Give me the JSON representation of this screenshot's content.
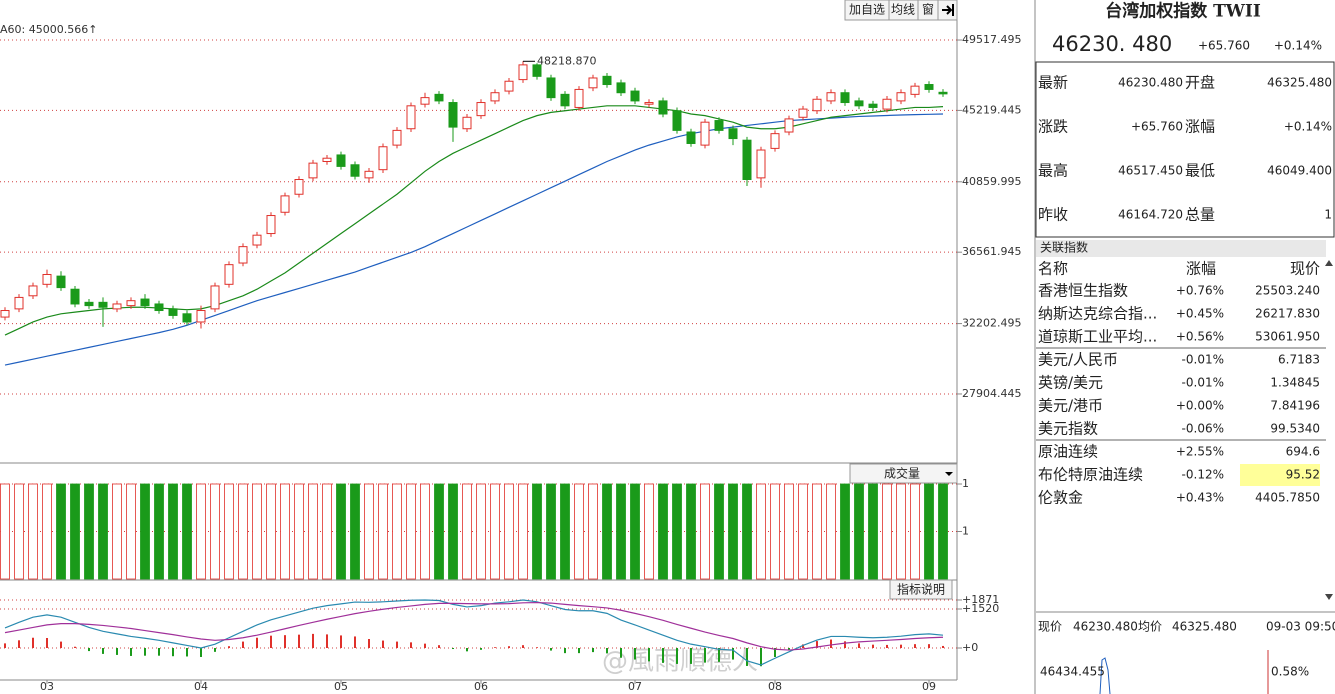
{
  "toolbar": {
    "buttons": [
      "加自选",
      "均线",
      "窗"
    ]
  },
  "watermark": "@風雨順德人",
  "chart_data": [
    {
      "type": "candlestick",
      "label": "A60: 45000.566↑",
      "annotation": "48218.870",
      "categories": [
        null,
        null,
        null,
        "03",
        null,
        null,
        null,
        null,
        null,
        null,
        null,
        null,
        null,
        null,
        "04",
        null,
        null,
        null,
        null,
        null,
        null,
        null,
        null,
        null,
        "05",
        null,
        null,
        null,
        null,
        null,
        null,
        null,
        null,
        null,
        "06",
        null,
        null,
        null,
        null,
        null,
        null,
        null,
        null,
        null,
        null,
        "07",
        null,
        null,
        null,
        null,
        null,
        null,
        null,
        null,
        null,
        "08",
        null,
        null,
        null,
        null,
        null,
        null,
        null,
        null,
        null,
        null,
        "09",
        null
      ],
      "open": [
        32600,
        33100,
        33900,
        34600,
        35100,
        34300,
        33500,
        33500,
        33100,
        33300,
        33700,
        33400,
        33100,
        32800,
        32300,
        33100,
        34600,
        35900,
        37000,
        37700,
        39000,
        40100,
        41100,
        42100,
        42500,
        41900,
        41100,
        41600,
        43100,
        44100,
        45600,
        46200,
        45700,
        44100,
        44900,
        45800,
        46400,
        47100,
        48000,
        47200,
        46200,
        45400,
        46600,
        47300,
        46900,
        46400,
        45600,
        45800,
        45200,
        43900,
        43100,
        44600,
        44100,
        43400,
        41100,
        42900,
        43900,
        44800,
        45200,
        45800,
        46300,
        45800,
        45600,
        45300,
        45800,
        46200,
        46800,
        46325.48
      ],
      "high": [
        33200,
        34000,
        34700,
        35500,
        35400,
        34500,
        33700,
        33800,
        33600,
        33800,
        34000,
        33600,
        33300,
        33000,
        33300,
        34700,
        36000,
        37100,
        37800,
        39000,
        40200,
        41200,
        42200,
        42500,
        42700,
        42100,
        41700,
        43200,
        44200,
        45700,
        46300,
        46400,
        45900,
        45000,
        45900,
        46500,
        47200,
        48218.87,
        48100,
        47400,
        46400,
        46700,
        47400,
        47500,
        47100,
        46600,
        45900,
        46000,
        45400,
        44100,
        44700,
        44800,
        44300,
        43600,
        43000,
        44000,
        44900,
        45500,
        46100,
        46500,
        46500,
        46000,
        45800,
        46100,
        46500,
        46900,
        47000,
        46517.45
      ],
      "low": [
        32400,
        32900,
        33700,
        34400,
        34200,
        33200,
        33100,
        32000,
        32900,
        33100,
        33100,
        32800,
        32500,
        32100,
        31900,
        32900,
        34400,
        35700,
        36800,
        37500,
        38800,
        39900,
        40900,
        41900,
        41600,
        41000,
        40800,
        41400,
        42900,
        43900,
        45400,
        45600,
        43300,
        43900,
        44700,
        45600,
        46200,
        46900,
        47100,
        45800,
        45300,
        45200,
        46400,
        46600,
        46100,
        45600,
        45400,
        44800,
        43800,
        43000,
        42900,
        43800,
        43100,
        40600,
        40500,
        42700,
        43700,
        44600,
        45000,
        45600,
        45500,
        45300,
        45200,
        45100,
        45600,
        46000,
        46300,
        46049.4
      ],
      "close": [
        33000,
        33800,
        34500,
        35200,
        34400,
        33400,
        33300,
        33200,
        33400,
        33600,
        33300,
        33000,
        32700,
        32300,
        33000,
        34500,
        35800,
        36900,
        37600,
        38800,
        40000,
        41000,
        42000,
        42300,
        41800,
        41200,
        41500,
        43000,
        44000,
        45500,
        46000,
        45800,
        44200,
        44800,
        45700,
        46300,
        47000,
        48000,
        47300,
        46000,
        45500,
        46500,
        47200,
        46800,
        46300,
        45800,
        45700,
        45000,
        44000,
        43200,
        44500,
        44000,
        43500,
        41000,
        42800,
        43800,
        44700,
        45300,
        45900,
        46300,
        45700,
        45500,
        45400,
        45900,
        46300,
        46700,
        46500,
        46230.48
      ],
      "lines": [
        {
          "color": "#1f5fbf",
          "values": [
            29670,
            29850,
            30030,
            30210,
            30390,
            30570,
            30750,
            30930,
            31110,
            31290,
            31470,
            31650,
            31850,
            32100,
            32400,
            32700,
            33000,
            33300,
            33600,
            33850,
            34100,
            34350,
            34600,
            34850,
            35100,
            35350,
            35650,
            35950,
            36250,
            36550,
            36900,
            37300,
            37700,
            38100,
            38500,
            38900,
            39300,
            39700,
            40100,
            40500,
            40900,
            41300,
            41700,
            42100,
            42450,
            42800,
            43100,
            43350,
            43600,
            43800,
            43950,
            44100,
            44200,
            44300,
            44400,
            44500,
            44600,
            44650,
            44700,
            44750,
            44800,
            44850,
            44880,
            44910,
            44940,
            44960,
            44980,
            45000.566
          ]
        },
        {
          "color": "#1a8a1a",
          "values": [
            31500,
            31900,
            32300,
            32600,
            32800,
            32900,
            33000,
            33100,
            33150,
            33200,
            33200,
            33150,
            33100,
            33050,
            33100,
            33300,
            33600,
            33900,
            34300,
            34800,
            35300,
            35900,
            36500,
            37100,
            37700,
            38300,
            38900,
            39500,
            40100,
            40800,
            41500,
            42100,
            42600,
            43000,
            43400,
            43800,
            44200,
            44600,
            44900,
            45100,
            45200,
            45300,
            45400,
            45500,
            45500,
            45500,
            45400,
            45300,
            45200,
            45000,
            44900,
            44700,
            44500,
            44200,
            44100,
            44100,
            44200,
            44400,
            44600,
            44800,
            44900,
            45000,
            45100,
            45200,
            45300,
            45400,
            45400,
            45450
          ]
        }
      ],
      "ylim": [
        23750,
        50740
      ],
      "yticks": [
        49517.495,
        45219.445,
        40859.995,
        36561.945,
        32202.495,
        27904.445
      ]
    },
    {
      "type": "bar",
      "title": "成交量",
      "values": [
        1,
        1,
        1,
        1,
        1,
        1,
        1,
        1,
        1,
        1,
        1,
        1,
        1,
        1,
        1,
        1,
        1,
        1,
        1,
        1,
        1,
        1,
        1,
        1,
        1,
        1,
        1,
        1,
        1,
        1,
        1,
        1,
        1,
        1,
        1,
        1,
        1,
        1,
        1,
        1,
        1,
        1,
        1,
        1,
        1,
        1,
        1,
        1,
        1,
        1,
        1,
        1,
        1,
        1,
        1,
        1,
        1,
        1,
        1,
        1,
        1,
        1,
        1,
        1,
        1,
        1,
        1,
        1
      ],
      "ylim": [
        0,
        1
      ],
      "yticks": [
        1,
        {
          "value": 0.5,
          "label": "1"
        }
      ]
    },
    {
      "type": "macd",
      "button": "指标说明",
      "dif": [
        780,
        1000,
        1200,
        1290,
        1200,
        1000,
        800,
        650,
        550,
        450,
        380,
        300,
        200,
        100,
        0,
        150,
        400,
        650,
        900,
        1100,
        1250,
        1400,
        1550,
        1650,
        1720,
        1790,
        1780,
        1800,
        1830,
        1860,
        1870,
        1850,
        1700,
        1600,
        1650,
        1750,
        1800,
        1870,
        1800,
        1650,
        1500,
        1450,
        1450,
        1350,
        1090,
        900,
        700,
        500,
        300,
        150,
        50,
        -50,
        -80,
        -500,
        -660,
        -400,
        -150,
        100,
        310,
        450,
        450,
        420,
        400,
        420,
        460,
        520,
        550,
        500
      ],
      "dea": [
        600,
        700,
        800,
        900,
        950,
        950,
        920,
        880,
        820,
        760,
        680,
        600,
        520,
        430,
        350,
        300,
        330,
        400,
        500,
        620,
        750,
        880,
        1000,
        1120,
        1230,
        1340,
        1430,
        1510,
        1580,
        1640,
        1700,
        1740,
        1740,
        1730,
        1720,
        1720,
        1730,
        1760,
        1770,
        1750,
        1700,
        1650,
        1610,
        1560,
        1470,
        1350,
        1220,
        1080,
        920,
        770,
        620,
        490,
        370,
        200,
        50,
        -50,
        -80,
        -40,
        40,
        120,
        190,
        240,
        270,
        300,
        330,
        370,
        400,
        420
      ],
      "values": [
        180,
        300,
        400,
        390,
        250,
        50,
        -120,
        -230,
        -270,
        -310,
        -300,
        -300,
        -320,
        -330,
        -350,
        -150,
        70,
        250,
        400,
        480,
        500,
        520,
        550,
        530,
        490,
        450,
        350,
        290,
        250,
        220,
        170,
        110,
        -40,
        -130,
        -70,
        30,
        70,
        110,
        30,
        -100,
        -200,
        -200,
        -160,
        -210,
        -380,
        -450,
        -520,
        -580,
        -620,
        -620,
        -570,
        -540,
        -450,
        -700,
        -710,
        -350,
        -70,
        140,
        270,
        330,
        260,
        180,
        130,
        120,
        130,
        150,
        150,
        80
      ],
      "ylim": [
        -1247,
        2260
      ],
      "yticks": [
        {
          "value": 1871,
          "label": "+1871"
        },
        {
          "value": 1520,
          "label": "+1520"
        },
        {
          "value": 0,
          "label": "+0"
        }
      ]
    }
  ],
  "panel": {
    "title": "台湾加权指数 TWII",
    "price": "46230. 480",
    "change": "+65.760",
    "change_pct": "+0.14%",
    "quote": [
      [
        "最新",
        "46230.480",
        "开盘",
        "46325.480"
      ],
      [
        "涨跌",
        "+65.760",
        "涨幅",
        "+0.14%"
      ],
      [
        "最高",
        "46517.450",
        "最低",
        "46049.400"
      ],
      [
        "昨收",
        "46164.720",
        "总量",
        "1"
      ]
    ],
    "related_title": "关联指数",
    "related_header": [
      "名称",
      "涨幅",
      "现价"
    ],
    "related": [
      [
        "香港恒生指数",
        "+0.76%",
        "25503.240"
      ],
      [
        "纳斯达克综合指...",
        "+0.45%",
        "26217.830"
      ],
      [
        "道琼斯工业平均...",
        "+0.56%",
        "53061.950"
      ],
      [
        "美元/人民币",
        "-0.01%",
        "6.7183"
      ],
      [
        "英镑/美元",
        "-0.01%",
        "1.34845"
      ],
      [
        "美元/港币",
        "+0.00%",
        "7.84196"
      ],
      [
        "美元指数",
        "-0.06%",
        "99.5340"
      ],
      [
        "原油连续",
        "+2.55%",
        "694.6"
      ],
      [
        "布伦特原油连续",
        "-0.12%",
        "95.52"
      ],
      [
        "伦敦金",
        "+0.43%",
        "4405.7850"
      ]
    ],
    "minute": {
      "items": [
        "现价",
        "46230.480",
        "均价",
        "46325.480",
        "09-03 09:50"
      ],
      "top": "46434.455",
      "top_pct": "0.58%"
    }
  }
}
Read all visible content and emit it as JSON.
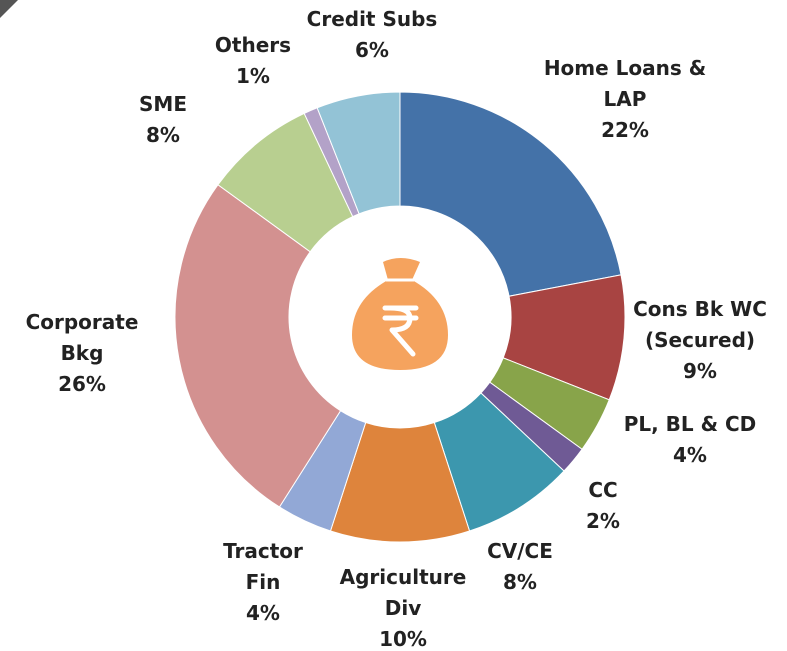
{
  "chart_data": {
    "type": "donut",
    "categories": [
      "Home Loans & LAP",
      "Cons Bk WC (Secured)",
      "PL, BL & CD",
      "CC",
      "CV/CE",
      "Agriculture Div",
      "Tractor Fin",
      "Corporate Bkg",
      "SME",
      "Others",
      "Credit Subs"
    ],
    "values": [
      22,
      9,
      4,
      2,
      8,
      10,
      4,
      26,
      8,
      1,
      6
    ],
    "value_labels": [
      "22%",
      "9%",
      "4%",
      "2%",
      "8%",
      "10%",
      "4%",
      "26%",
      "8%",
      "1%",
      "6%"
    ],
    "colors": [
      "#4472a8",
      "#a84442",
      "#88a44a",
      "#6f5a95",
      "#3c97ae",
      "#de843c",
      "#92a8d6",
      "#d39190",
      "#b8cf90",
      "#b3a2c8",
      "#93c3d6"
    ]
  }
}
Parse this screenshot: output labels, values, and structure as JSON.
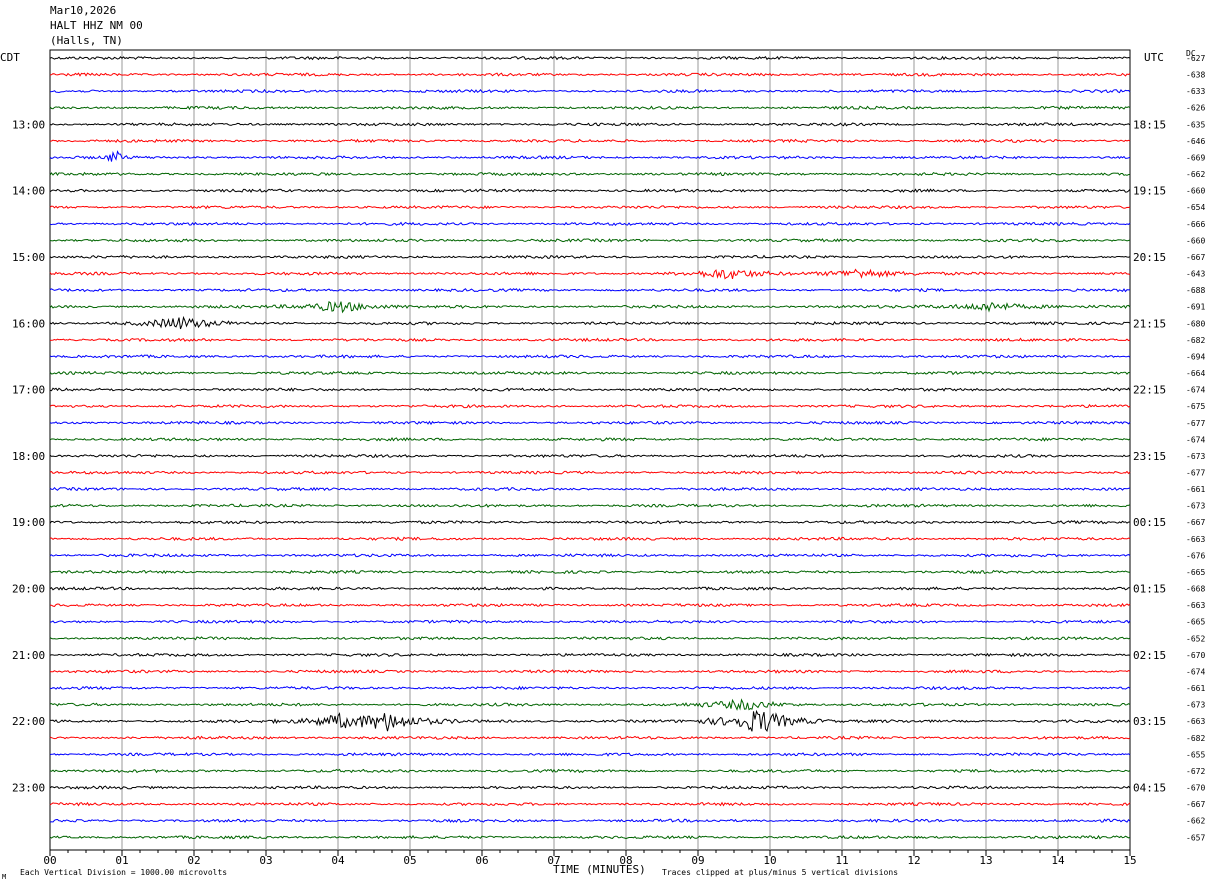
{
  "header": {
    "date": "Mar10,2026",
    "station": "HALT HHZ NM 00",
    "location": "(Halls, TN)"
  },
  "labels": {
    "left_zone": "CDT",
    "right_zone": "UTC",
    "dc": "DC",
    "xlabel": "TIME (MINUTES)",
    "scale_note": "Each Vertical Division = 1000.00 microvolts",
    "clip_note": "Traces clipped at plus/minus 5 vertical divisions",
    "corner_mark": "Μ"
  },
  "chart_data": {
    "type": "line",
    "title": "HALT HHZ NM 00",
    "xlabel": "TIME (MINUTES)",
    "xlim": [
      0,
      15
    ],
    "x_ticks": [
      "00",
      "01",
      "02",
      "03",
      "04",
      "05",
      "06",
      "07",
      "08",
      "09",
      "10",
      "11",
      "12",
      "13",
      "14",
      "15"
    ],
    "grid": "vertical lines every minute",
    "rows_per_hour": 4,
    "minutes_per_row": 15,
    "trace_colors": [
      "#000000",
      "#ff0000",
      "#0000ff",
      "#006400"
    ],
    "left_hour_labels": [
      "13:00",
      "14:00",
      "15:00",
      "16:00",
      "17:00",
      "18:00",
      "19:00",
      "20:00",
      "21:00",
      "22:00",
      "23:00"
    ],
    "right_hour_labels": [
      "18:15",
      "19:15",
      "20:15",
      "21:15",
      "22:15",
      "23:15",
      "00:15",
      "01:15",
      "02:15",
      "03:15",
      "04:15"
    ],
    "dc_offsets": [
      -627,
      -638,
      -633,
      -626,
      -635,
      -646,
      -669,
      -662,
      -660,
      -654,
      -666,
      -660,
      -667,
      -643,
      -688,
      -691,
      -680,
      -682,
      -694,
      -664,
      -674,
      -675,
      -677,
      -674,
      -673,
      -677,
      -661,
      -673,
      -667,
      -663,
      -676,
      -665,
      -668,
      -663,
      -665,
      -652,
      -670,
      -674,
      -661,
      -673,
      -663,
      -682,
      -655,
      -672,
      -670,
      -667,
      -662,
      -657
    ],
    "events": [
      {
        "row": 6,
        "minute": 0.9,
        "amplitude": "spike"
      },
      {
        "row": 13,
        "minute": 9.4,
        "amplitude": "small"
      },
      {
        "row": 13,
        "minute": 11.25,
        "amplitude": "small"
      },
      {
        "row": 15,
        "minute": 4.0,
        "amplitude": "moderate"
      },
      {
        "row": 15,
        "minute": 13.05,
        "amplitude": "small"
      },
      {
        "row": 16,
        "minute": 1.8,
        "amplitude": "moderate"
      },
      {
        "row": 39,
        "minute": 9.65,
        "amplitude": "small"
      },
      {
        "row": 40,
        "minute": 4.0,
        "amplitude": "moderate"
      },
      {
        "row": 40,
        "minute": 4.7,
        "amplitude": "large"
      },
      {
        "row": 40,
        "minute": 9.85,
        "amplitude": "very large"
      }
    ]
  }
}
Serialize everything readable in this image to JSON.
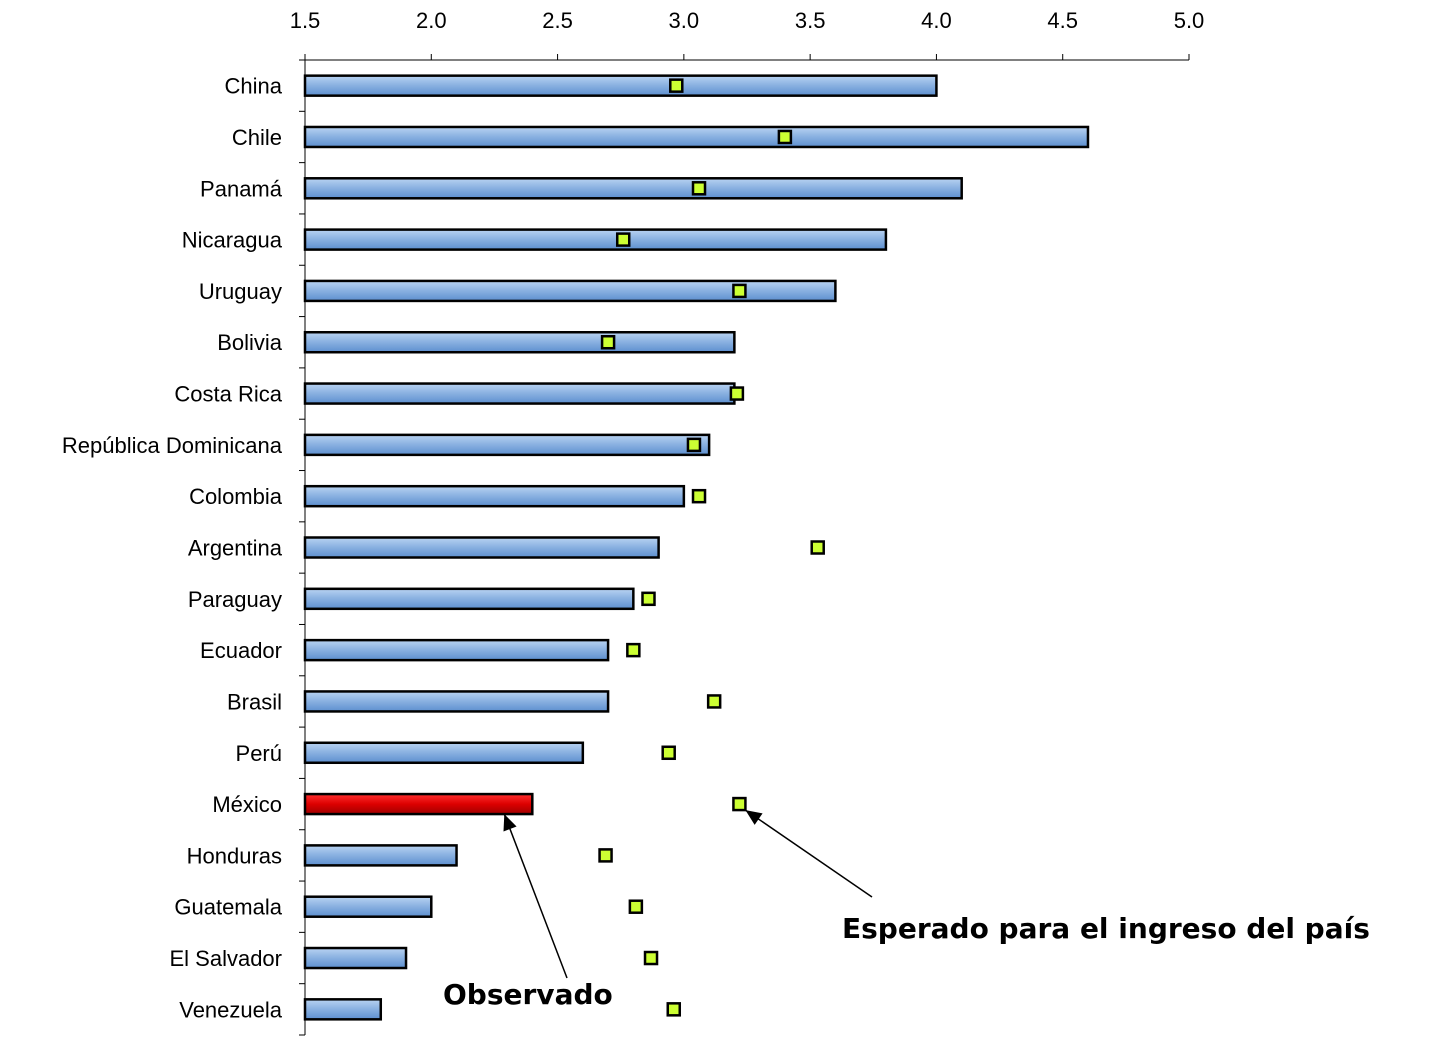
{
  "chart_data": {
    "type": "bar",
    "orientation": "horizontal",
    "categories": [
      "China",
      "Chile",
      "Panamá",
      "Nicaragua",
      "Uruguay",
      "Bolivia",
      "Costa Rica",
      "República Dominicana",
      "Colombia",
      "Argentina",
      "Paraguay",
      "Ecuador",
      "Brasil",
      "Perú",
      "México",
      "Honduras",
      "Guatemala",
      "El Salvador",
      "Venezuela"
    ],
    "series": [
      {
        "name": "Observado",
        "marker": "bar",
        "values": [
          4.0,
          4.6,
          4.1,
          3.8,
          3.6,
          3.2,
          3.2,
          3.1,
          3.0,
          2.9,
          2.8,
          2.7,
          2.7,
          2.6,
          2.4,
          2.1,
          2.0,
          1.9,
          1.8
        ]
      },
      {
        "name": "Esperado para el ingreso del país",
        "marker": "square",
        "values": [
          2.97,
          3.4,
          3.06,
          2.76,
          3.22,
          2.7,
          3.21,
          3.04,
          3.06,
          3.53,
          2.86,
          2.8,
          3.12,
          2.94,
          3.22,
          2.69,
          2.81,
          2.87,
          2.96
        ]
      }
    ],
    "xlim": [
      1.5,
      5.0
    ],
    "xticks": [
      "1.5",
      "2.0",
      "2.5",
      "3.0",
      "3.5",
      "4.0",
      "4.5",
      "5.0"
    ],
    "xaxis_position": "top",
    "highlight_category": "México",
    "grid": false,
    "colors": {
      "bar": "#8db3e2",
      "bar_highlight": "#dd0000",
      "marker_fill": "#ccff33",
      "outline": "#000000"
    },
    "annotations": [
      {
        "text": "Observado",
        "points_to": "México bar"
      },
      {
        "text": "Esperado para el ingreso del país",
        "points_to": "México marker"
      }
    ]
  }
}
***
*Work to be completed*
State how many lines of the listing above include the word "grid". Give nothing but the number.

*Answer for this exercise*
2